▶ [Direction] Without the pictures, return all of the material exactly as written.
==== Records for the exercise ====
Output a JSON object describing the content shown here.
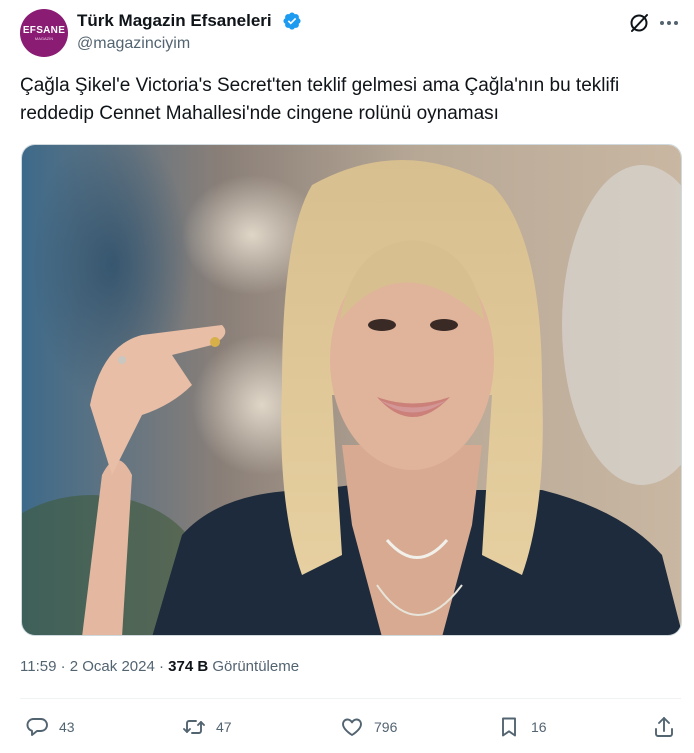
{
  "author": {
    "display_name": "Türk Magazin Efsaneleri",
    "handle": "@magazinciyim",
    "avatar_text": "EFSANE",
    "avatar_subtext": "MAGAZİN"
  },
  "tweet": {
    "text": "Çağla Şikel'e Victoria's Secret'ten teklif gelmesi ama Çağla'nın bu teklifi reddedip Cennet Mahallesi'nde cingene rolünü oynaması",
    "time": "11:59 · 2 Ocak 2024 · ",
    "views_count": "374 B",
    "views_label": " Görüntüleme"
  },
  "actions": {
    "replies": "43",
    "retweets": "47",
    "likes": "796",
    "bookmarks": "16"
  },
  "icons": {
    "verified": "verified-badge-icon",
    "grok": "grok-icon",
    "more": "more-icon",
    "reply": "reply-icon",
    "retweet": "retweet-icon",
    "like": "heart-icon",
    "bookmark": "bookmark-icon",
    "share": "share-icon"
  },
  "colors": {
    "verified": "#1d9bf0",
    "text": "#0f1419",
    "secondary": "#536471",
    "avatar_bg": "#8a1c74"
  }
}
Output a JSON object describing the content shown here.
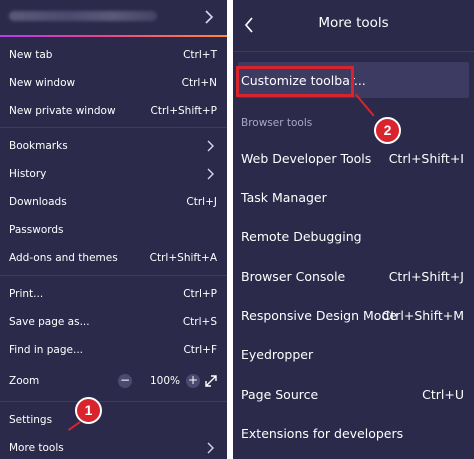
{
  "left_menu": {
    "items": [
      {
        "label": "New tab",
        "shortcut": "Ctrl+T"
      },
      {
        "label": "New window",
        "shortcut": "Ctrl+N"
      },
      {
        "label": "New private window",
        "shortcut": "Ctrl+Shift+P"
      },
      {
        "label": "Bookmarks",
        "shortcut": ""
      },
      {
        "label": "History",
        "shortcut": ""
      },
      {
        "label": "Downloads",
        "shortcut": "Ctrl+J"
      },
      {
        "label": "Passwords",
        "shortcut": ""
      },
      {
        "label": "Add-ons and themes",
        "shortcut": "Ctrl+Shift+A"
      },
      {
        "label": "Print...",
        "shortcut": "Ctrl+P"
      },
      {
        "label": "Save page as...",
        "shortcut": "Ctrl+S"
      },
      {
        "label": "Find in page...",
        "shortcut": "Ctrl+F"
      },
      {
        "label": "Zoom",
        "shortcut": ""
      },
      {
        "label": "Settings",
        "shortcut": ""
      },
      {
        "label": "More tools",
        "shortcut": ""
      }
    ],
    "zoom": {
      "minus": "−",
      "value": "100%",
      "plus": "+"
    }
  },
  "right_menu": {
    "title": "More tools",
    "customize_label": "Customize toolbar...",
    "section_label": "Browser tools",
    "items": [
      {
        "label": "Web Developer Tools",
        "shortcut": "Ctrl+Shift+I"
      },
      {
        "label": "Task Manager",
        "shortcut": ""
      },
      {
        "label": "Remote Debugging",
        "shortcut": ""
      },
      {
        "label": "Browser Console",
        "shortcut": "Ctrl+Shift+J"
      },
      {
        "label": "Responsive Design Mode",
        "shortcut": "Ctrl+Shift+M"
      },
      {
        "label": "Eyedropper",
        "shortcut": ""
      },
      {
        "label": "Page Source",
        "shortcut": "Ctrl+U"
      },
      {
        "label": "Extensions for developers",
        "shortcut": ""
      }
    ]
  },
  "annotations": {
    "step1": "1",
    "step2": "2"
  },
  "colors": {
    "panel_bg": "#2b2a4a",
    "highlight_bg": "#3e3b63",
    "annotation_red": "#d9232d",
    "text": "#ffffff"
  }
}
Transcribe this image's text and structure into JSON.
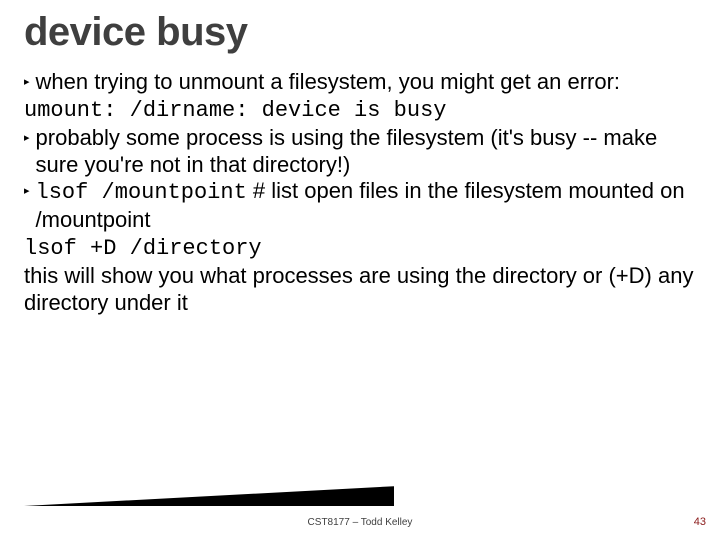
====
▶ [Right answer]
Output a JSON object describing the content shown here.
{
  "author": {
    "display_name": "Türk Magazin Efsaneleri",
    "handle": "@magazinciyim",
    "avatar_text": "EFSANE",
    "avatar_subtext": "MAGAZİN"
  },
  "tweet": {
    "text": "Çağla Şikel'e Victoria's Secret'ten teklif gelmesi ama Çağla'nın bu teklifi reddedip Cennet Mahallesi'nde cingene rolünü oynaması",
    "time": "11:59 · 2 Ocak 2024 · ",
    "views_count": "374 B",
    "views_label": " Görüntüleme"
  },
  "actions": {
    "replies": "43",
    "retweets": "47",
    "likes": "796",
    "bookmarks": "16"
  },
  "icons": {
    "verified": "verified-badge-icon",
    "grok": "grok-icon",
    "more": "more-icon",
    "reply": "reply-icon",
    "retweet": "retweet-icon",
    "like": "heart-icon",
    "bookmark": "bookmark-icon",
    "share": "share-icon"
  },
  "colors": {
    "verified": "#1d9bf0",
    "text": "#0f1419",
    "secondary": "#536471",
    "avatar_bg": "#8a1c74"
  }
}
Output a JSON object describing the content shown here.
{
  "left_menu": {
    "items": [
      {
        "label": "New tab",
        "shortcut": "Ctrl+T"
      },
      {
        "label": "New window",
        "shortcut": "Ctrl+N"
      },
      {
        "label": "New private window",
        "shortcut": "Ctrl+Shift+P"
      },
      {
        "label": "Bookmarks",
        "shortcut": ""
      },
      {
        "label": "History",
        "shortcut": ""
      },
      {
        "label": "Downloads",
        "shortcut": "Ctrl+J"
      },
      {
        "label": "Passwords",
        "shortcut": ""
      },
      {
        "label": "Add-ons and themes",
        "shortcut": "Ctrl+Shift+A"
      },
      {
        "label": "Print...",
        "shortcut": "Ctrl+P"
      },
      {
        "label": "Save page as...",
        "shortcut": "Ctrl+S"
      },
      {
        "label": "Find in page...",
        "shortcut": "Ctrl+F"
      },
      {
        "label": "Zoom",
        "shortcut": ""
      },
      {
        "label": "Settings",
        "shortcut": ""
      },
      {
        "label": "More tools",
        "shortcut": ""
      }
    ],
    "zoom": {
      "minus": "−",
      "value": "100%",
      "plus": "+"
    }
  },
  "right_menu": {
    "title": "More tools",
    "customize_label": "Customize toolbar...",
    "section_label": "Browser tools",
    "items": [
      {
        "label": "Web Developer Tools",
        "shortcut": "Ctrl+Shift+I"
      },
      {
        "label": "Task Manager",
        "shortcut": ""
      },
      {
        "label": "Remote Debugging",
        "shortcut": ""
      },
      {
        "label": "Browser Console",
        "shortcut": "Ctrl+Shift+J"
      },
      {
        "label": "Responsive Design Mode",
        "shortcut": "Ctrl+Shift+M"
      },
      {
        "label": "Eyedropper",
        "shortcut": ""
      },
      {
        "label": "Page Source",
        "shortcut": "Ctrl+U"
      },
      {
        "label": "Extensions for developers",
        "shortcut": ""
      }
    ]
  },
  "annotations": {
    "step1": "1",
    "step2": "2"
  },
  "colors": {
    "panel_bg": "#2b2a4a",
    "highlight_bg": "#3e3b63",
    "annotation_red": "#d9232d",
    "text": "#ffffff"
  }
}
Transcribe this image's text and structure into JSON.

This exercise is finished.